Objective:
Every line of the data must be copied exactly.

····················

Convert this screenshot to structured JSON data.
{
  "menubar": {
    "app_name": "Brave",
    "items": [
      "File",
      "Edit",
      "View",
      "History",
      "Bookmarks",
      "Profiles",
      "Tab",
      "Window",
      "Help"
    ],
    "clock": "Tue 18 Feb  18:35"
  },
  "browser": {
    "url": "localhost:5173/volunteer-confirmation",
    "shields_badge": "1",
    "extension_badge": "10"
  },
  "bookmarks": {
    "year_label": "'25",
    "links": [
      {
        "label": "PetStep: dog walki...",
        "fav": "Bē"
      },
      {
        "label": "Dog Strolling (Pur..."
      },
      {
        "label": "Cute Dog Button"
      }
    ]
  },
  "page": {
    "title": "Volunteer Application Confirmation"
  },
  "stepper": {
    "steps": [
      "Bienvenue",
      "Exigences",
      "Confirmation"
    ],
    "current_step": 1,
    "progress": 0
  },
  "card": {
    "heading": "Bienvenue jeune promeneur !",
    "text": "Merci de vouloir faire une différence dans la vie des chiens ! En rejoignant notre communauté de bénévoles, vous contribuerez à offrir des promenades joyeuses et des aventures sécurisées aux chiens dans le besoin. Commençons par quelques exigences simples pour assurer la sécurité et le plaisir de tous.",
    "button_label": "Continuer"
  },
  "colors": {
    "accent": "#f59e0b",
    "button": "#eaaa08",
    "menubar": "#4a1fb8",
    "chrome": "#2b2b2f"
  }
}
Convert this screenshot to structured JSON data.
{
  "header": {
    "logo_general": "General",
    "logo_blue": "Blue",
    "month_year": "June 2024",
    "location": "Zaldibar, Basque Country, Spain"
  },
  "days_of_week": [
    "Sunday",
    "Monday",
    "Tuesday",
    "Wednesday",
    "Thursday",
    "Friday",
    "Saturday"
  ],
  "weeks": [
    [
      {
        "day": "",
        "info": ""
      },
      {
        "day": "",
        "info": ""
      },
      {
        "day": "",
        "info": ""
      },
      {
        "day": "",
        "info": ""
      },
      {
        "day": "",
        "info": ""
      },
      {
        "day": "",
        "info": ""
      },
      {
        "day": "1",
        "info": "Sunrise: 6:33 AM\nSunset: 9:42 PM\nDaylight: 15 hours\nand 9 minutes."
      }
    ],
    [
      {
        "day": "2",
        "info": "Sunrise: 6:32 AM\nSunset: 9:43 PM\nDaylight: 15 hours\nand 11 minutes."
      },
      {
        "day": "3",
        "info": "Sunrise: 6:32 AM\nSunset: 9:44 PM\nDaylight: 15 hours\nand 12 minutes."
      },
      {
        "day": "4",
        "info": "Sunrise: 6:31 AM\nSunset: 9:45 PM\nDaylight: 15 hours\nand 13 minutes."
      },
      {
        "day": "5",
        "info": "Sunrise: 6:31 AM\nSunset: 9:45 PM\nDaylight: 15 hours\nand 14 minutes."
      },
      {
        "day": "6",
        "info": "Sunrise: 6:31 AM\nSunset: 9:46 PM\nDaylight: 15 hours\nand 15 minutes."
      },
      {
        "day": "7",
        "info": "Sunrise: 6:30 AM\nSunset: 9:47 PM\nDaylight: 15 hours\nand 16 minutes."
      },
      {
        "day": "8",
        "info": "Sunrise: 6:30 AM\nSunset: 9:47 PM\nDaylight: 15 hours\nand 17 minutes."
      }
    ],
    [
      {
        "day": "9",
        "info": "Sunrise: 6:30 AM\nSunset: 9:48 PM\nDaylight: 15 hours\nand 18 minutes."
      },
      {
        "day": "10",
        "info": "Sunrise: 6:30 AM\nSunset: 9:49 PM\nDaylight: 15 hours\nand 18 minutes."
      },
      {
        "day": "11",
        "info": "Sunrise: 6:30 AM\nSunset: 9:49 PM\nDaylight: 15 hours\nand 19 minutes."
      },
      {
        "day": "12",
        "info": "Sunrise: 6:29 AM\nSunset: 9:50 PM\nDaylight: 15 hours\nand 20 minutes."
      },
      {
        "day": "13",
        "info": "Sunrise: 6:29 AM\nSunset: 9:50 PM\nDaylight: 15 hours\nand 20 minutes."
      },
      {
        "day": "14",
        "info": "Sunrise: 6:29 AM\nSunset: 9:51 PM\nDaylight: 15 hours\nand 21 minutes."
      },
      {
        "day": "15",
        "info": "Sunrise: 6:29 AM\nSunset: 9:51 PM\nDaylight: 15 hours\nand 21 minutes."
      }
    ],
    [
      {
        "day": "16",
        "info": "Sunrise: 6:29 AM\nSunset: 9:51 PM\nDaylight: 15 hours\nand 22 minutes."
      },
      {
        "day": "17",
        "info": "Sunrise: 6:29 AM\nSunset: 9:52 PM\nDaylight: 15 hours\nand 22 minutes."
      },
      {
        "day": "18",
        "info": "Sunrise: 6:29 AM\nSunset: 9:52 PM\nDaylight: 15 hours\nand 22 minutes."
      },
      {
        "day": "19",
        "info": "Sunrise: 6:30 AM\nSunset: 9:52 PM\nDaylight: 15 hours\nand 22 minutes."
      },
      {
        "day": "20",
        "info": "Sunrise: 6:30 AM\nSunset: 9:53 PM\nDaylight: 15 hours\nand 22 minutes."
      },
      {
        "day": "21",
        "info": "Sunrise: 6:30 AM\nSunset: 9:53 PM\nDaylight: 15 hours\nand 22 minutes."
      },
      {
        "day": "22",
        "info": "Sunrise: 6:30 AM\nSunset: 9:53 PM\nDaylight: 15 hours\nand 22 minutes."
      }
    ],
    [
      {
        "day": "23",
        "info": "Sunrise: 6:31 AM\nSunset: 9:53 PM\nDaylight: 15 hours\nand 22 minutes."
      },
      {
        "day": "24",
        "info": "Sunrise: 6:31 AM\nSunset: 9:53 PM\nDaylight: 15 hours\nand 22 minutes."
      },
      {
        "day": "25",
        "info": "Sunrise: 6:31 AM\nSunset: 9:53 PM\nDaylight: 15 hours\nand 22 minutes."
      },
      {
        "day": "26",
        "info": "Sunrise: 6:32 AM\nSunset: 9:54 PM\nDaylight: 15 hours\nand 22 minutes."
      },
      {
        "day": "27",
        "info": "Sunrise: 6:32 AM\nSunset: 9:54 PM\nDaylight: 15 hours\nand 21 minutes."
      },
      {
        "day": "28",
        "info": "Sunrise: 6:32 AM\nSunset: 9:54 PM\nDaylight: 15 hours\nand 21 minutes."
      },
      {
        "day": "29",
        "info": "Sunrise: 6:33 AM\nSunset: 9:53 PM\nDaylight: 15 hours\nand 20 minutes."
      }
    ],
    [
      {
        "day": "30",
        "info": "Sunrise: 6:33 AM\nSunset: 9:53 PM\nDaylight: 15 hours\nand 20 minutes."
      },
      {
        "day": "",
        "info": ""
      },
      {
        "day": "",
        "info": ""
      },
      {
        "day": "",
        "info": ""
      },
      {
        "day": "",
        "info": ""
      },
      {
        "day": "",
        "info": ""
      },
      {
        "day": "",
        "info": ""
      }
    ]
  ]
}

····················

Task answer:
Convert this screenshot to structured JSON data.
{
  "menubar": {
    "app_name": "Brave",
    "items": [
      "File",
      "Edit",
      "View",
      "History",
      "Bookmarks",
      "Profiles",
      "Tab",
      "Window",
      "Help"
    ],
    "clock": "Tue 18 Feb  18:35"
  },
  "browser": {
    "url": "localhost:5173/volunteer-confirmation",
    "shields_badge": "1",
    "extension_badge": "10"
  },
  "bookmarks": {
    "year_label": "'25",
    "links": [
      {
        "label": "PetStep: dog walki...",
        "fav": "Bē"
      },
      {
        "label": "Dog Strolling (Pur..."
      },
      {
        "label": "Cute Dog Button"
      }
    ]
  },
  "page": {
    "title": "Volunteer Application Confirmation"
  },
  "stepper": {
    "steps": [
      "Bienvenue",
      "Exigences",
      "Confirmation"
    ],
    "current_step": 1,
    "progress": 0
  },
  "card": {
    "heading": "Bienvenue jeune promeneur !",
    "text": "Merci de vouloir faire une différence dans la vie des chiens ! En rejoignant notre communauté de bénévoles, vous contribuerez à offrir des promenades joyeuses et des aventures sécurisées aux chiens dans le besoin. Commençons par quelques exigences simples pour assurer la sécurité et le plaisir de tous.",
    "button_label": "Continuer"
  },
  "colors": {
    "accent": "#f59e0b",
    "button": "#eaaa08",
    "menubar": "#4a1fb8",
    "chrome": "#2b2b2f"
  }
}
Convert this screenshot to structured JSON data.
{
  "header": {
    "logo_general": "General",
    "logo_blue": "Blue",
    "month_year": "June 2024",
    "location": "Zaldibar, Basque Country, Spain"
  },
  "days_of_week": [
    "Sunday",
    "Monday",
    "Tuesday",
    "Wednesday",
    "Thursday",
    "Friday",
    "Saturday"
  ],
  "weeks": [
    [
      {
        "day": "",
        "info": ""
      },
      {
        "day": "",
        "info": ""
      },
      {
        "day": "",
        "info": ""
      },
      {
        "day": "",
        "info": ""
      },
      {
        "day": "",
        "info": ""
      },
      {
        "day": "",
        "info": ""
      },
      {
        "day": "1",
        "info": "Sunrise: 6:33 AM\nSunset: 9:42 PM\nDaylight: 15 hours\nand 9 minutes."
      }
    ],
    [
      {
        "day": "2",
        "info": "Sunrise: 6:32 AM\nSunset: 9:43 PM\nDaylight: 15 hours\nand 11 minutes."
      },
      {
        "day": "3",
        "info": "Sunrise: 6:32 AM\nSunset: 9:44 PM\nDaylight: 15 hours\nand 12 minutes."
      },
      {
        "day": "4",
        "info": "Sunrise: 6:31 AM\nSunset: 9:45 PM\nDaylight: 15 hours\nand 13 minutes."
      },
      {
        "day": "5",
        "info": "Sunrise: 6:31 AM\nSunset: 9:45 PM\nDaylight: 15 hours\nand 14 minutes."
      },
      {
        "day": "6",
        "info": "Sunrise: 6:31 AM\nSunset: 9:46 PM\nDaylight: 15 hours\nand 15 minutes."
      },
      {
        "day": "7",
        "info": "Sunrise: 6:30 AM\nSunset: 9:47 PM\nDaylight: 15 hours\nand 16 minutes."
      },
      {
        "day": "8",
        "info": "Sunrise: 6:30 AM\nSunset: 9:47 PM\nDaylight: 15 hours\nand 17 minutes."
      }
    ],
    [
      {
        "day": "9",
        "info": "Sunrise: 6:30 AM\nSunset: 9:48 PM\nDaylight: 15 hours\nand 18 minutes."
      },
      {
        "day": "10",
        "info": "Sunrise: 6:30 AM\nSunset: 9:49 PM\nDaylight: 15 hours\nand 18 minutes."
      },
      {
        "day": "11",
        "info": "Sunrise: 6:30 AM\nSunset: 9:49 PM\nDaylight: 15 hours\nand 19 minutes."
      },
      {
        "day": "12",
        "info": "Sunrise: 6:29 AM\nSunset: 9:50 PM\nDaylight: 15 hours\nand 20 minutes."
      },
      {
        "day": "13",
        "info": "Sunrise: 6:29 AM\nSunset: 9:50 PM\nDaylight: 15 hours\nand 20 minutes."
      },
      {
        "day": "14",
        "info": "Sunrise: 6:29 AM\nSunset: 9:51 PM\nDaylight: 15 hours\nand 21 minutes."
      },
      {
        "day": "15",
        "info": "Sunrise: 6:29 AM\nSunset: 9:51 PM\nDaylight: 15 hours\nand 21 minutes."
      }
    ],
    [
      {
        "day": "16",
        "info": "Sunrise: 6:29 AM\nSunset: 9:51 PM\nDaylight: 15 hours\nand 22 minutes."
      },
      {
        "day": "17",
        "info": "Sunrise: 6:29 AM\nSunset: 9:52 PM\nDaylight: 15 hours\nand 22 minutes."
      },
      {
        "day": "18",
        "info": "Sunrise: 6:29 AM\nSunset: 9:52 PM\nDaylight: 15 hours\nand 22 minutes."
      },
      {
        "day": "19",
        "info": "Sunrise: 6:30 AM\nSunset: 9:52 PM\nDaylight: 15 hours\nand 22 minutes."
      },
      {
        "day": "20",
        "info": "Sunrise: 6:30 AM\nSunset: 9:53 PM\nDaylight: 15 hours\nand 22 minutes."
      },
      {
        "day": "21",
        "info": "Sunrise: 6:30 AM\nSunset: 9:53 PM\nDaylight: 15 hours\nand 22 minutes."
      },
      {
        "day": "22",
        "info": "Sunrise: 6:30 AM\nSunset: 9:53 PM\nDaylight: 15 hours\nand 22 minutes."
      }
    ],
    [
      {
        "day": "23",
        "info": "Sunrise: 6:31 AM\nSunset: 9:53 PM\nDaylight: 15 hours\nand 22 minutes."
      },
      {
        "day": "24",
        "info": "Sunrise: 6:31 AM\nSunset: 9:53 PM\nDaylight: 15 hours\nand 22 minutes."
      },
      {
        "day": "25",
        "info": "Sunrise: 6:31 AM\nSunset: 9:53 PM\nDaylight: 15 hours\nand 22 minutes."
      },
      {
        "day": "26",
        "info": "Sunrise: 6:32 AM\nSunset: 9:54 PM\nDaylight: 15 hours\nand 22 minutes."
      },
      {
        "day": "27",
        "info": "Sunrise: 6:32 AM\nSunset: 9:54 PM\nDaylight: 15 hours\nand 21 minutes."
      },
      {
        "day": "28",
        "info": "Sunrise: 6:32 AM\nSunset: 9:54 PM\nDaylight: 15 hours\nand 21 minutes."
      },
      {
        "day": "29",
        "info": "Sunrise: 6:33 AM\nSunset: 9:53 PM\nDaylight: 15 hours\nand 20 minutes."
      }
    ],
    [
      {
        "day": "30",
        "info": "Sunrise: 6:33 AM\nSunset: 9:53 PM\nDaylight: 15 hours\nand 20 minutes."
      },
      {
        "day": "",
        "info": ""
      },
      {
        "day": "",
        "info": ""
      },
      {
        "day": "",
        "info": ""
      },
      {
        "day": "",
        "info": ""
      },
      {
        "day": "",
        "info": ""
      },
      {
        "day": "",
        "info": ""
      }
    ]
  ]
}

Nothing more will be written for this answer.